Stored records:
------------------------------------------------

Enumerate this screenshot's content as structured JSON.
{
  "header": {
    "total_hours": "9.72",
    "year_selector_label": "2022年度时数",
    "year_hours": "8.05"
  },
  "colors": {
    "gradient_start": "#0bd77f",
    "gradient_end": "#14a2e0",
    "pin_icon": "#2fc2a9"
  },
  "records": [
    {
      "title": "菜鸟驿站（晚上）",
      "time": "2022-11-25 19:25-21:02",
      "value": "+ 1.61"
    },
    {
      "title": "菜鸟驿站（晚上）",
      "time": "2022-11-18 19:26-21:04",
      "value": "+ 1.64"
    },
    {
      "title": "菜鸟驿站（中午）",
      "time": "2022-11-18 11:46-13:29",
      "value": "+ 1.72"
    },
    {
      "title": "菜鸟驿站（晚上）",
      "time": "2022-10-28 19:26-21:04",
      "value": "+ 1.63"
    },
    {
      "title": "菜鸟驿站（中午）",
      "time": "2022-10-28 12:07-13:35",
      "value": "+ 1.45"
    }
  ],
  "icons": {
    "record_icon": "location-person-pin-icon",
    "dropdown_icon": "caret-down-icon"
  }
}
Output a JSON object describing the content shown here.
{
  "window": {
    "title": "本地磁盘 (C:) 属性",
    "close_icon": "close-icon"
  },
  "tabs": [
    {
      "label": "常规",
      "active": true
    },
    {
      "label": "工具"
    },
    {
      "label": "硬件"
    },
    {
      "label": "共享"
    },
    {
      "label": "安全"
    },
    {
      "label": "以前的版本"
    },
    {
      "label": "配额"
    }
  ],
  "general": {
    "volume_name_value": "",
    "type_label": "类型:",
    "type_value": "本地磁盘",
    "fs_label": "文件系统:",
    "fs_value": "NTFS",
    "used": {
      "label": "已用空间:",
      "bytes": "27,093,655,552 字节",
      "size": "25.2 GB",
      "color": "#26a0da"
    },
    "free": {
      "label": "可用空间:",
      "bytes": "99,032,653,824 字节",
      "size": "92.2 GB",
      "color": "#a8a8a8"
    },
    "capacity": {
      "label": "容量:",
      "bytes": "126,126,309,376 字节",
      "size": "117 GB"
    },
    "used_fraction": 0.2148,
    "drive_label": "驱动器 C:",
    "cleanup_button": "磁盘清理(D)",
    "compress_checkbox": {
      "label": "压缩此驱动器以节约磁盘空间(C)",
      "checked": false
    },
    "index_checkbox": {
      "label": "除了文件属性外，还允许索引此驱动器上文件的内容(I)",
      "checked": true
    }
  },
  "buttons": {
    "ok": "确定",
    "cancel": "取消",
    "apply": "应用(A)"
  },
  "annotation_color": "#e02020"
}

------------------------------------------------

**Given problem**
Copy all the records above precisely.

**Completed task**
Enumerate this screenshot's content as structured JSON.
{
  "header": {
    "total_hours": "9.72",
    "year_selector_label": "2022年度时数",
    "year_hours": "8.05"
  },
  "colors": {
    "gradient_start": "#0bd77f",
    "gradient_end": "#14a2e0",
    "pin_icon": "#2fc2a9"
  },
  "records": [
    {
      "title": "菜鸟驿站（晚上）",
      "time": "2022-11-25 19:25-21:02",
      "value": "+ 1.61"
    },
    {
      "title": "菜鸟驿站（晚上）",
      "time": "2022-11-18 19:26-21:04",
      "value": "+ 1.64"
    },
    {
      "title": "菜鸟驿站（中午）",
      "time": "2022-11-18 11:46-13:29",
      "value": "+ 1.72"
    },
    {
      "title": "菜鸟驿站（晚上）",
      "time": "2022-10-28 19:26-21:04",
      "value": "+ 1.63"
    },
    {
      "title": "菜鸟驿站（中午）",
      "time": "2022-10-28 12:07-13:35",
      "value": "+ 1.45"
    }
  ],
  "icons": {
    "record_icon": "location-person-pin-icon",
    "dropdown_icon": "caret-down-icon"
  }
}
Output a JSON object describing the content shown here.
{
  "window": {
    "title": "本地磁盘 (C:) 属性",
    "close_icon": "close-icon"
  },
  "tabs": [
    {
      "label": "常规",
      "active": true
    },
    {
      "label": "工具"
    },
    {
      "label": "硬件"
    },
    {
      "label": "共享"
    },
    {
      "label": "安全"
    },
    {
      "label": "以前的版本"
    },
    {
      "label": "配额"
    }
  ],
  "general": {
    "volume_name_value": "",
    "type_label": "类型:",
    "type_value": "本地磁盘",
    "fs_label": "文件系统:",
    "fs_value": "NTFS",
    "used": {
      "label": "已用空间:",
      "bytes": "27,093,655,552 字节",
      "size": "25.2 GB",
      "color": "#26a0da"
    },
    "free": {
      "label": "可用空间:",
      "bytes": "99,032,653,824 字节",
      "size": "92.2 GB",
      "color": "#a8a8a8"
    },
    "capacity": {
      "label": "容量:",
      "bytes": "126,126,309,376 字节",
      "size": "117 GB"
    },
    "used_fraction": 0.2148,
    "drive_label": "驱动器 C:",
    "cleanup_button": "磁盘清理(D)",
    "compress_checkbox": {
      "label": "压缩此驱动器以节约磁盘空间(C)",
      "checked": false
    },
    "index_checkbox": {
      "label": "除了文件属性外，还允许索引此驱动器上文件的内容(I)",
      "checked": true
    }
  },
  "buttons": {
    "ok": "确定",
    "cancel": "取消",
    "apply": "应用(A)"
  },
  "annotation_color": "#e02020"
}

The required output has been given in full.